Please write the next part of the passage on Liszt and "Lisztomania," picking up after its final sentence.

- _Reading passage_:
_____
Using his whole body—his undulating eyebrows, his wild arms, even his swaying hips—Liszt dove into Händel’s “Fugue in E minor” with vigor and unfettered confidence, keeping perfect tempo and playing entirely from memory. It was the start of the phenomenon later called “Lisztomania,” and the women in the audience went mad.
They fought over the kerchiefs and velvet gloves that he theatrically tossed out at the end of a performance, made bracelets out of his broken piano strings, and vied for locks of his famously long, flowing hair when he exited the concert hall, as recounted in Alan Walker’s Franz Liszt: The Virtuoso Years.
In fact, obsession over absolutely everything related to the prodigious pianist was so great that, as Walker writes, “Liszt once threw away an old cigar stump in the street under the watchful eyes of an infatuated lady-in-waiting, who reverently picked the offensive weed out of the gutter, had it encased in a locket and surrounded with the monogram ‘F.L.’ in diamonds, and went about her courtly duties unaware of the sickly odor it gave forth.”
The German critic Heinrich Heine, who coined the term “Lisztomania,” further explained in a review of the 1844 Parisian concert season just how much effect the charming musician had on his audience.
“And yet, how convulsively his mere appearance affected them!” Heine wrote. “How boisterous was the applause which rang to meet him! … What acclaim it was! A veritable insanity, one unheard of in the annals of furor.”
_____
- _Supplied data_:
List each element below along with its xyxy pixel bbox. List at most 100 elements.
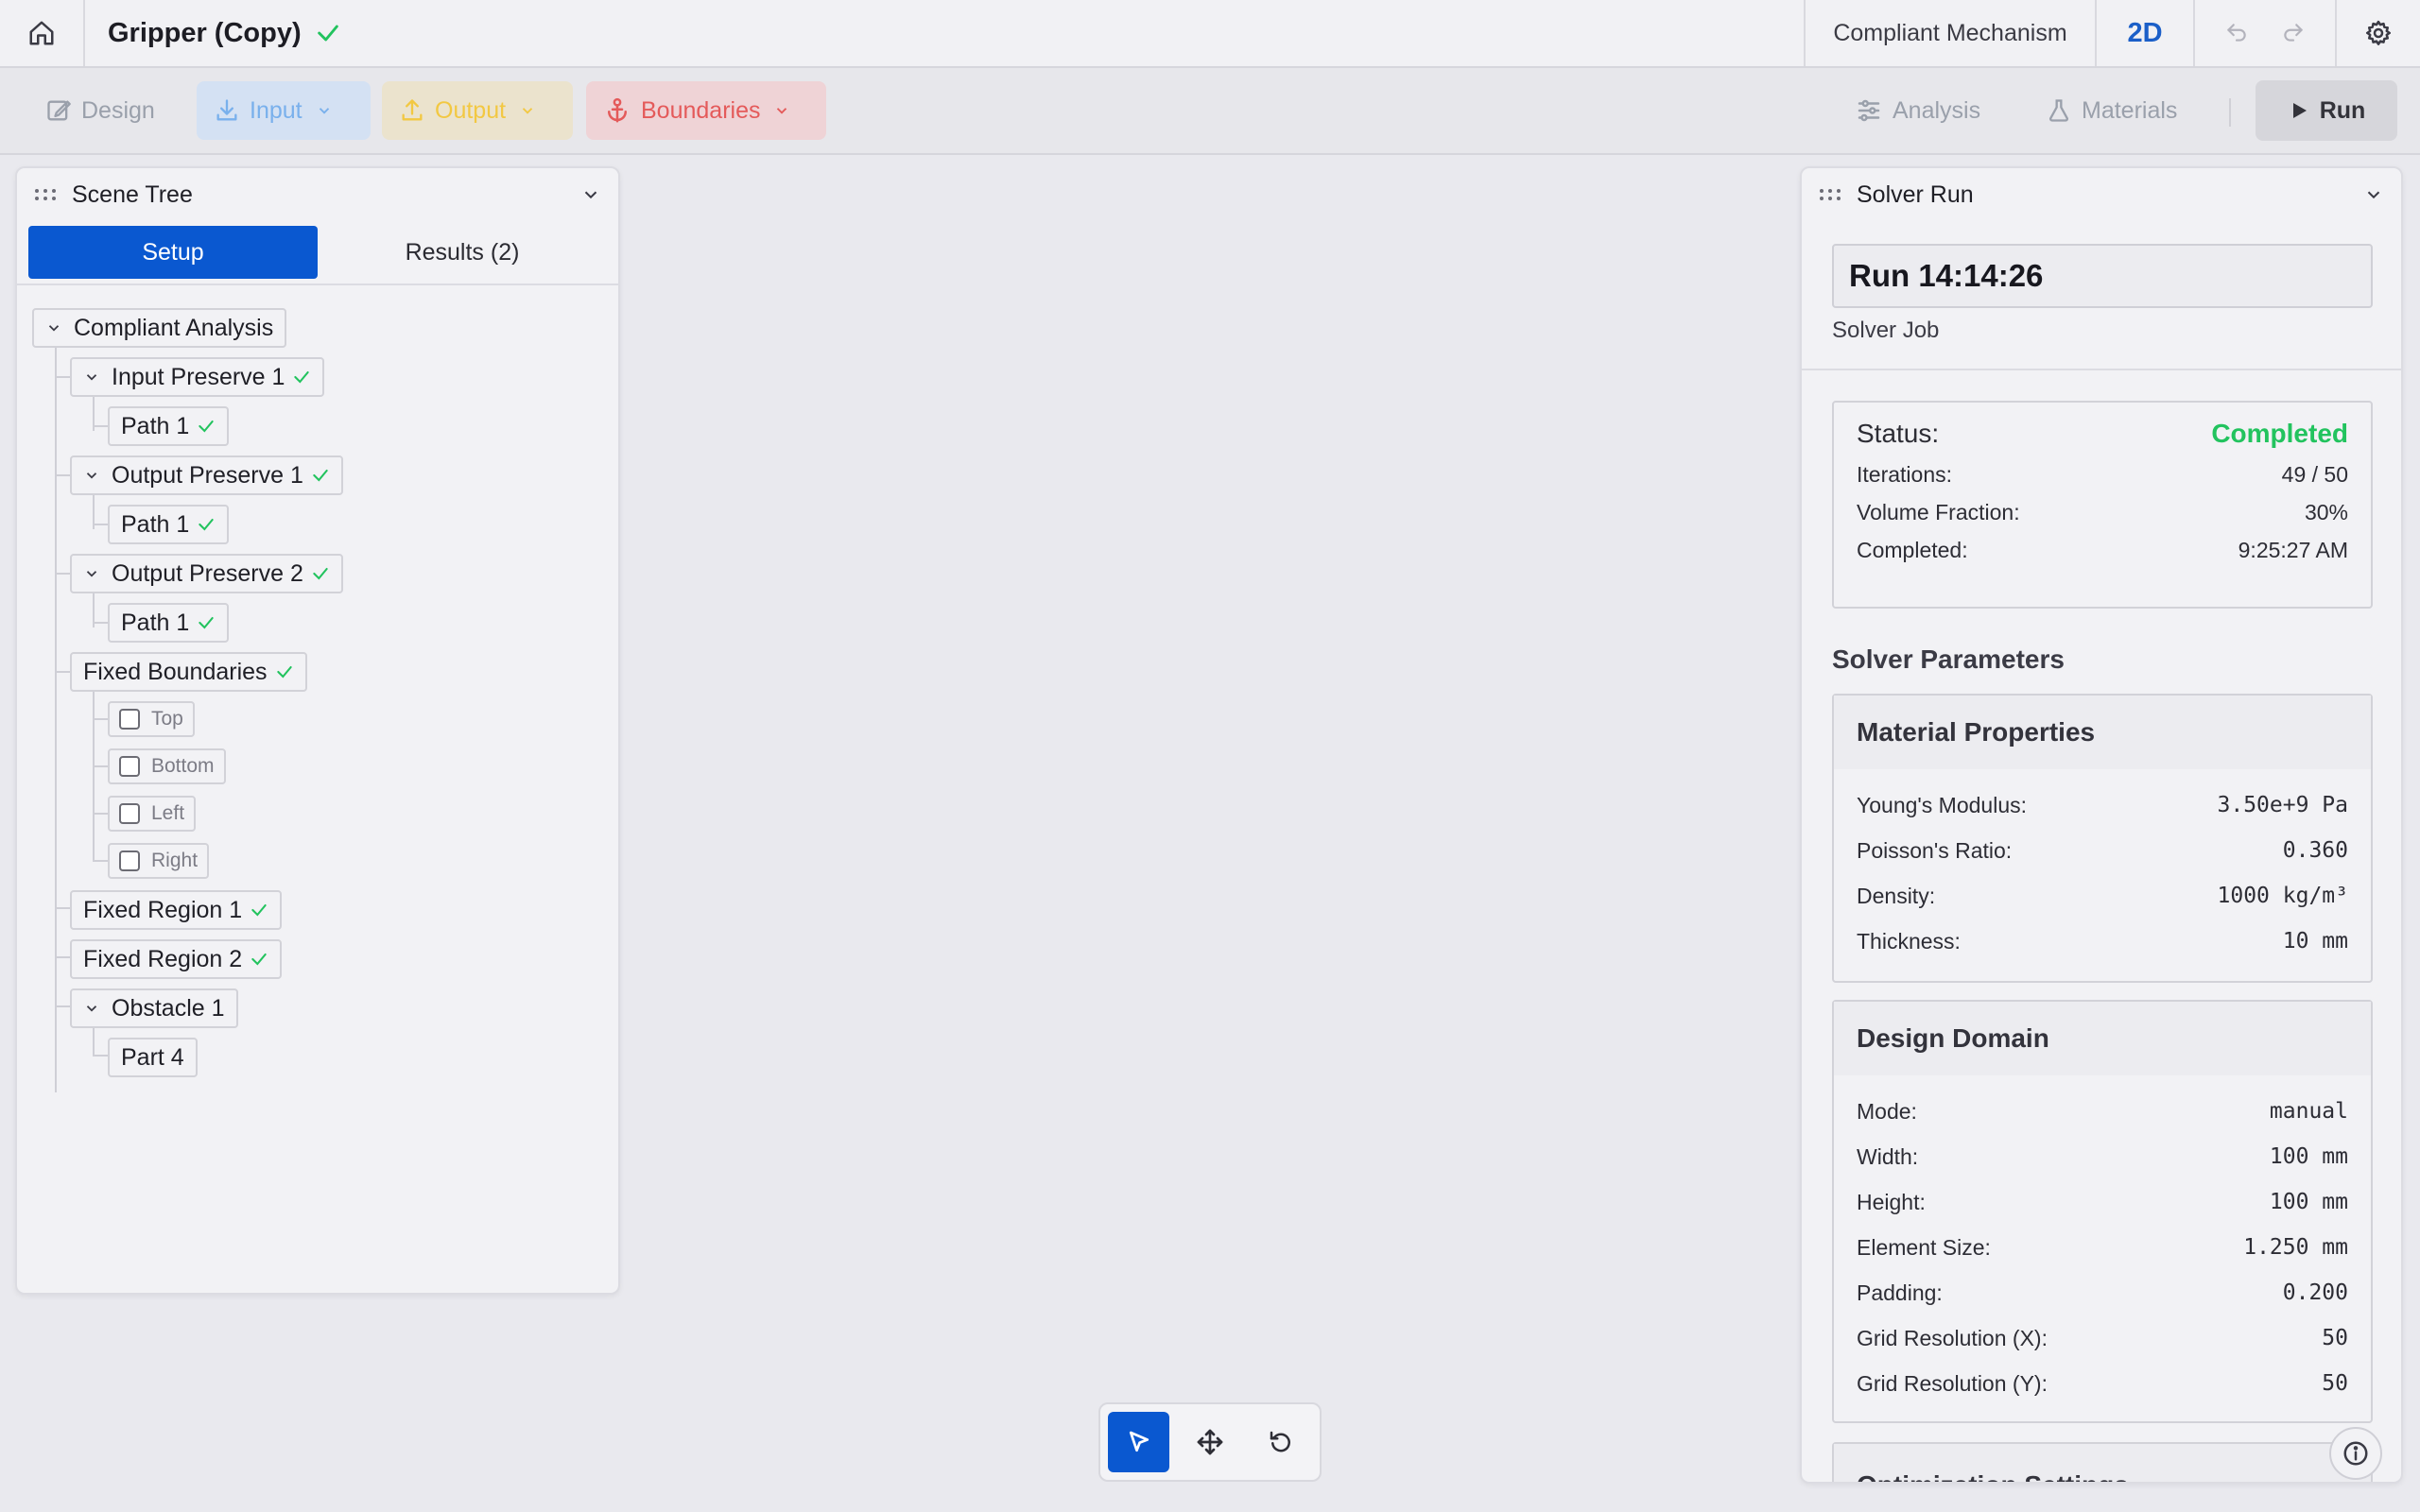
design-domain-title[interactable]: Design Domain (1834, 1002, 2371, 1075)
poisson-ratio-row: Poisson's Ratio: 0.360 (1834, 828, 2371, 873)
output-label: Output (435, 96, 507, 124)
select-tool-button[interactable] (1108, 1412, 1170, 1472)
solver-parameters-title: Solver Parameters (1832, 644, 2065, 674)
solver-run-title: Solver Run (1857, 180, 1974, 208)
drag-handle-icon[interactable] (34, 187, 57, 202)
tree-node-output-preserve-1[interactable]: Output Preserve 1 (70, 455, 343, 495)
analysis-button[interactable]: Analysis (1838, 81, 1997, 140)
document-title[interactable]: Gripper (Copy) (108, 18, 302, 49)
tree-node-label: Part 4 (121, 1043, 184, 1071)
settings-button[interactable] (2335, 0, 2420, 66)
iterations-row: Iterations: 49 / 50 (1834, 455, 2371, 493)
scene-tree-title: Scene Tree (72, 180, 193, 208)
tree-connector (93, 669, 95, 860)
chevron-down-icon[interactable] (580, 184, 601, 205)
chevron-down-icon[interactable] (83, 467, 100, 484)
tree-node-fixed-boundaries[interactable]: Fixed Boundaries (70, 652, 307, 692)
checkbox[interactable] (119, 709, 140, 730)
undo-icon[interactable] (2224, 21, 2249, 45)
mechanism-mode-label[interactable]: Compliant Mechanism (1804, 0, 2095, 66)
chevron-down-icon[interactable] (83, 369, 100, 386)
chevron-down-icon[interactable] (45, 319, 62, 336)
width-row: Width: 100 mm (1834, 1134, 2371, 1179)
tree-node-fixed-region-1[interactable]: Fixed Region 1 (70, 890, 283, 930)
tree-node-label: Path 1 (121, 510, 190, 538)
tree-node-obstacle[interactable]: Obstacle 1 (70, 988, 238, 1028)
check-icon (197, 417, 216, 436)
checkbox[interactable] (119, 803, 140, 824)
completed-value: 9:25:27 AM (2238, 537, 2348, 562)
boundary-left-checkbox[interactable]: Left (108, 796, 197, 832)
grid-resolution-x-label: Grid Resolution (X): (1857, 1325, 2048, 1350)
reset-view-button[interactable] (1251, 1412, 1312, 1472)
move-tool-button[interactable] (1179, 1412, 1240, 1472)
check-icon (197, 613, 216, 632)
tree-node-label: Path 1 (121, 412, 190, 439)
tree-node-input-preserve[interactable]: Input Preserve 1 (70, 357, 325, 397)
undo-redo-group (2193, 0, 2335, 66)
input-dropdown-button[interactable]: Input (197, 81, 371, 140)
tree-node-fixed-region-2[interactable]: Fixed Region 2 (70, 939, 283, 979)
play-icon (2292, 103, 2307, 118)
tree-node-output-path-2[interactable]: Path 1 (108, 603, 230, 643)
tree-node-output-preserve-2[interactable]: Output Preserve 2 (70, 554, 343, 593)
gear-icon (2366, 20, 2391, 45)
toolbar-divider (2229, 98, 2231, 127)
chevron-down-icon[interactable] (2363, 184, 2384, 205)
optimization-settings-title[interactable]: Optimization Settings (1834, 1444, 2371, 1482)
tab-results[interactable]: Results (2) (318, 226, 607, 279)
output-dropdown-button[interactable]: Output (382, 81, 573, 140)
boundary-top-checkbox[interactable]: Top (108, 701, 195, 737)
density-row: Density: 1000 kg/m³ (1834, 873, 2371, 919)
design-domain-card: Design Domain Mode: manual Width: 100 mm… (1832, 1000, 2373, 1423)
check-icon (275, 662, 294, 681)
checkbox[interactable] (119, 850, 140, 871)
boundary-bottom-checkbox[interactable]: Bottom (108, 748, 226, 784)
boundaries-dropdown-button[interactable]: Boundaries (586, 81, 826, 140)
thickness-value: 10 mm (2282, 929, 2348, 954)
height-label: Height: (1857, 1189, 1926, 1214)
drag-handle-icon[interactable] (1819, 187, 1841, 202)
move-icon (1197, 1429, 1223, 1455)
info-button[interactable] (2329, 1427, 2382, 1480)
padding-label: Padding: (1857, 1280, 1943, 1305)
materials-button[interactable]: Materials (2029, 81, 2194, 140)
input-label: Input (250, 96, 302, 124)
mode-value: manual (2269, 1099, 2348, 1124)
run-name-field[interactable]: Run 14:14:26 (1832, 244, 2373, 308)
solver-run-header[interactable]: Solver Run (1802, 168, 2401, 221)
tree-node-output-path-1[interactable]: Path 1 (108, 505, 230, 544)
run-subtitle: Solver Job (1832, 318, 1940, 343)
check-icon (250, 950, 268, 969)
tree-node-input-path[interactable]: Path 1 (108, 406, 230, 446)
top-bar: Gripper (Copy) Compliant Mechanism 2D (0, 0, 2420, 68)
sliders-icon (1858, 99, 1880, 122)
download-icon (216, 99, 237, 121)
element-size-value: 1.250 mm (2243, 1235, 2348, 1260)
width-value: 100 mm (2269, 1144, 2348, 1169)
thickness-label: Thickness: (1857, 928, 1961, 954)
poisson-ratio-label: Poisson's Ratio: (1857, 837, 2013, 863)
checkbox[interactable] (119, 756, 140, 777)
boundary-right-checkbox[interactable]: Right (108, 843, 210, 879)
youngs-modulus-label: Young's Modulus: (1857, 792, 2028, 817)
material-properties-title[interactable]: Material Properties (1834, 696, 2371, 769)
view-2d-toggle[interactable]: 2D (2095, 0, 2193, 66)
redo-icon[interactable] (2281, 21, 2306, 45)
design-button[interactable]: Design (28, 81, 172, 140)
tree-node-part[interactable]: Part 4 (108, 1038, 198, 1077)
home-button[interactable] (0, 0, 85, 66)
checkbox-label: Top (151, 708, 183, 730)
scene-tree-header[interactable]: Scene Tree (17, 168, 618, 221)
saved-check-icon (315, 20, 341, 46)
chevron-down-icon[interactable] (83, 565, 100, 582)
tree-node-label: Output Preserve 1 (112, 461, 303, 489)
run-button[interactable]: Run (2256, 80, 2397, 141)
tree-connector (55, 327, 57, 1092)
chevron-down-icon[interactable] (83, 1000, 100, 1017)
solver-run-panel: Solver Run Run 14:14:26 Solver Job Statu… (1800, 166, 2403, 1484)
check-icon (311, 564, 330, 583)
tree-node-label: Input Preserve 1 (112, 363, 285, 390)
tree-node-compliant-analysis[interactable]: Compliant Analysis (32, 308, 287, 348)
tab-setup[interactable]: Setup (28, 226, 318, 279)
_____
- _Final result_:
Germany had gone gaga for Liszt. But why? Such madness is rarely pointed towards classical musicians. (Beethoven’s signature scowl and Chopin’s soporific nocturnes couldn’t quite match Liszt’s level of charisma and charm.) Even rockers haven’t experienced this kind of mania save for perhaps Jimi Hendrix, Mick Jagger, Elvis, or perhaps, One Direction’s Harry Styles (who has caught his fair share of female undergarments on stage). Yet Liszt has always held a special place as the first musician to inspire serious feminine adulation.
“He was a terrific showman, had very theatrical gifts, and he was an exaggerative, demonstrative player who was also a fabulous improviser,” says Leon Botstein, music director and principal conductor of the American Symphony Orchestra. “Arguably, he was the greatest pianist in history.”
It was this excellence in his craft—what the ancient Greeks would call arête—that perhaps most motivated Germany’s Lisztomania. From an evolutionary standpoint, Liszt had made himself appear to be an incredible mate.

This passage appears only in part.